Every record below should be printed exactly as it appears.

(Items listed in a dataset)
********************

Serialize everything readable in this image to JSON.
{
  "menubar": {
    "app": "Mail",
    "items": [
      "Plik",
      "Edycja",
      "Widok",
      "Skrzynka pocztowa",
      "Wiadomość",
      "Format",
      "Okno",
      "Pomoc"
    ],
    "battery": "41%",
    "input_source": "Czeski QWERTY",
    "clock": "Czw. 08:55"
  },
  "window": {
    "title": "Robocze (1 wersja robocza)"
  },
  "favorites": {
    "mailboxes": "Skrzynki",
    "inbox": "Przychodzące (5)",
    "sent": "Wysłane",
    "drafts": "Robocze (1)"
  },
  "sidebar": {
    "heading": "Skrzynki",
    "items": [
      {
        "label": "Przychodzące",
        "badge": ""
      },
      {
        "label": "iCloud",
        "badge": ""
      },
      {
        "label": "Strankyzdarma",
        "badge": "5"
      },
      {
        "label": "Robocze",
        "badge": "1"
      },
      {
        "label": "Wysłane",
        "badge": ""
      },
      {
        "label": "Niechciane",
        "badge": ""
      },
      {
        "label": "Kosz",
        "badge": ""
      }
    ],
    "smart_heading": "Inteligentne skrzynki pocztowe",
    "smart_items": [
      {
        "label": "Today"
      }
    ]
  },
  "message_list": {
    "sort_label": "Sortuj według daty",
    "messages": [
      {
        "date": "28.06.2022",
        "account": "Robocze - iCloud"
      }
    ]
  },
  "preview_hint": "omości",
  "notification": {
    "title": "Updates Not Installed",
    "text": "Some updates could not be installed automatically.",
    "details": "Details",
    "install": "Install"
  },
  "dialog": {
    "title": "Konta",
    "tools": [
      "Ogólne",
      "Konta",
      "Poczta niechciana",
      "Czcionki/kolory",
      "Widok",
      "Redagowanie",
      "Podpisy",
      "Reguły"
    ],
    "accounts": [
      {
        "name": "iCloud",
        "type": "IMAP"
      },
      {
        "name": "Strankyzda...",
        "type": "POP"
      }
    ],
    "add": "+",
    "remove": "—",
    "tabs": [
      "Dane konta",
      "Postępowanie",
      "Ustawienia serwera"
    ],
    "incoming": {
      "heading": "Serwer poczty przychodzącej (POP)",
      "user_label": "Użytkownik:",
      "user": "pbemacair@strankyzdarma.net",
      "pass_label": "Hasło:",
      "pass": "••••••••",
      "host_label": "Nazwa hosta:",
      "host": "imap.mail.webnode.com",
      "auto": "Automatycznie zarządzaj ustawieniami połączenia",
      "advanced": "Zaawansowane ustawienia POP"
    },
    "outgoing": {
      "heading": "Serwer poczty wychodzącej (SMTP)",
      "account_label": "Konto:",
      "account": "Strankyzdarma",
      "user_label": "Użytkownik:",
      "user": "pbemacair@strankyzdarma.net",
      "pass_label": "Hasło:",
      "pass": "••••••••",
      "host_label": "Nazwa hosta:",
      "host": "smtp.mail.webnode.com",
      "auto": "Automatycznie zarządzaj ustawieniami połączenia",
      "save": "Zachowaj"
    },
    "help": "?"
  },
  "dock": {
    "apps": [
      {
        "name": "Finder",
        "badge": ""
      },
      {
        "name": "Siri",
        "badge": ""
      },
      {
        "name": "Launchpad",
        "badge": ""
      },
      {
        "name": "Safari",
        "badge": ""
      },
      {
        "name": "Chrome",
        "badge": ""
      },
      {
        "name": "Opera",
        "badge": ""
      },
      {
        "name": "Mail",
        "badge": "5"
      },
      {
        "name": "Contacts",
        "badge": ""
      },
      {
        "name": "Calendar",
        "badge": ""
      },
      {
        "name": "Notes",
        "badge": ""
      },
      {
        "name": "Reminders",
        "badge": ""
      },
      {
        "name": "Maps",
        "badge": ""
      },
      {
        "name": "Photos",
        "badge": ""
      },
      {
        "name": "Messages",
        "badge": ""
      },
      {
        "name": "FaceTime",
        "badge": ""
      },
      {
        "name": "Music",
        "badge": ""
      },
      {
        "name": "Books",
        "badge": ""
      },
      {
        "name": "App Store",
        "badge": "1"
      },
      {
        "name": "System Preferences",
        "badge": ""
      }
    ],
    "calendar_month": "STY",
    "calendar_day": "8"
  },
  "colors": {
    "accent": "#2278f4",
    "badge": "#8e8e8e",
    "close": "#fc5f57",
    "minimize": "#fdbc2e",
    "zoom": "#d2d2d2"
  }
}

********************

■ Output
Serialize everything readable in this image to JSON.
{
  "menubar": {
    "app": "Mail",
    "items": [
      "Plik",
      "Edycja",
      "Widok",
      "Skrzynka pocztowa",
      "Wiadomość",
      "Format",
      "Okno",
      "Pomoc"
    ],
    "battery": "41%",
    "input_source": "Czeski QWERTY",
    "clock": "Czw. 08:55"
  },
  "window": {
    "title": "Robocze (1 wersja robocza)"
  },
  "favorites": {
    "mailboxes": "Skrzynki",
    "inbox": "Przychodzące (5)",
    "sent": "Wysłane",
    "drafts": "Robocze (1)"
  },
  "sidebar": {
    "heading": "Skrzynki",
    "items": [
      {
        "label": "Przychodzące",
        "badge": ""
      },
      {
        "label": "iCloud",
        "badge": ""
      },
      {
        "label": "Strankyzdarma",
        "badge": "5"
      },
      {
        "label": "Robocze",
        "badge": "1"
      },
      {
        "label": "Wysłane",
        "badge": ""
      },
      {
        "label": "Niechciane",
        "badge": ""
      },
      {
        "label": "Kosz",
        "badge": ""
      }
    ],
    "smart_heading": "Inteligentne skrzynki pocztowe",
    "smart_items": [
      {
        "label": "Today"
      }
    ]
  },
  "message_list": {
    "sort_label": "Sortuj według daty",
    "messages": [
      {
        "date": "28.06.2022",
        "account": "Robocze - iCloud"
      }
    ]
  },
  "preview_hint": "omości",
  "notification": {
    "title": "Updates Not Installed",
    "text": "Some updates could not be installed automatically.",
    "details": "Details",
    "install": "Install"
  },
  "dialog": {
    "title": "Konta",
    "tools": [
      "Ogólne",
      "Konta",
      "Poczta niechciana",
      "Czcionki/kolory",
      "Widok",
      "Redagowanie",
      "Podpisy",
      "Reguły"
    ],
    "accounts": [
      {
        "name": "iCloud",
        "type": "IMAP"
      },
      {
        "name": "Strankyzda...",
        "type": "POP"
      }
    ],
    "add": "+",
    "remove": "—",
    "tabs": [
      "Dane konta",
      "Postępowanie",
      "Ustawienia serwera"
    ],
    "incoming": {
      "heading": "Serwer poczty przychodzącej (POP)",
      "user_label": "Użytkownik:",
      "user": "pbemacair@strankyzdarma.net",
      "pass_label": "Hasło:",
      "pass": "••••••••",
      "host_label": "Nazwa hosta:",
      "host": "imap.mail.webnode.com",
      "auto": "Automatycznie zarządzaj ustawieniami połączenia",
      "advanced": "Zaawansowane ustawienia POP"
    },
    "outgoing": {
      "heading": "Serwer poczty wychodzącej (SMTP)",
      "account_label": "Konto:",
      "account": "Strankyzdarma",
      "user_label": "Użytkownik:",
      "user": "pbemacair@strankyzdarma.net",
      "pass_label": "Hasło:",
      "pass": "••••••••",
      "host_label": "Nazwa hosta:",
      "host": "smtp.mail.webnode.com",
      "auto": "Automatycznie zarządzaj ustawieniami połączenia",
      "save": "Zachowaj"
    },
    "help": "?"
  },
  "dock": {
    "apps": [
      {
        "name": "Finder",
        "badge": ""
      },
      {
        "name": "Siri",
        "badge": ""
      },
      {
        "name": "Launchpad",
        "badge": ""
      },
      {
        "name": "Safari",
        "badge": ""
      },
      {
        "name": "Chrome",
        "badge": ""
      },
      {
        "name": "Opera",
        "badge": ""
      },
      {
        "name": "Mail",
        "badge": "5"
      },
      {
        "name": "Contacts",
        "badge": ""
      },
      {
        "name": "Calendar",
        "badge": ""
      },
      {
        "name": "Notes",
        "badge": ""
      },
      {
        "name": "Reminders",
        "badge": ""
      },
      {
        "name": "Maps",
        "badge": ""
      },
      {
        "name": "Photos",
        "badge": ""
      },
      {
        "name": "Messages",
        "badge": ""
      },
      {
        "name": "FaceTime",
        "badge": ""
      },
      {
        "name": "Music",
        "badge": ""
      },
      {
        "name": "Books",
        "badge": ""
      },
      {
        "name": "App Store",
        "badge": "1"
      },
      {
        "name": "System Preferences",
        "badge": ""
      }
    ],
    "calendar_month": "STY",
    "calendar_day": "8"
  },
  "colors": {
    "accent": "#2278f4",
    "badge": "#8e8e8e",
    "close": "#fc5f57",
    "minimize": "#fdbc2e",
    "zoom": "#d2d2d2"
  }
}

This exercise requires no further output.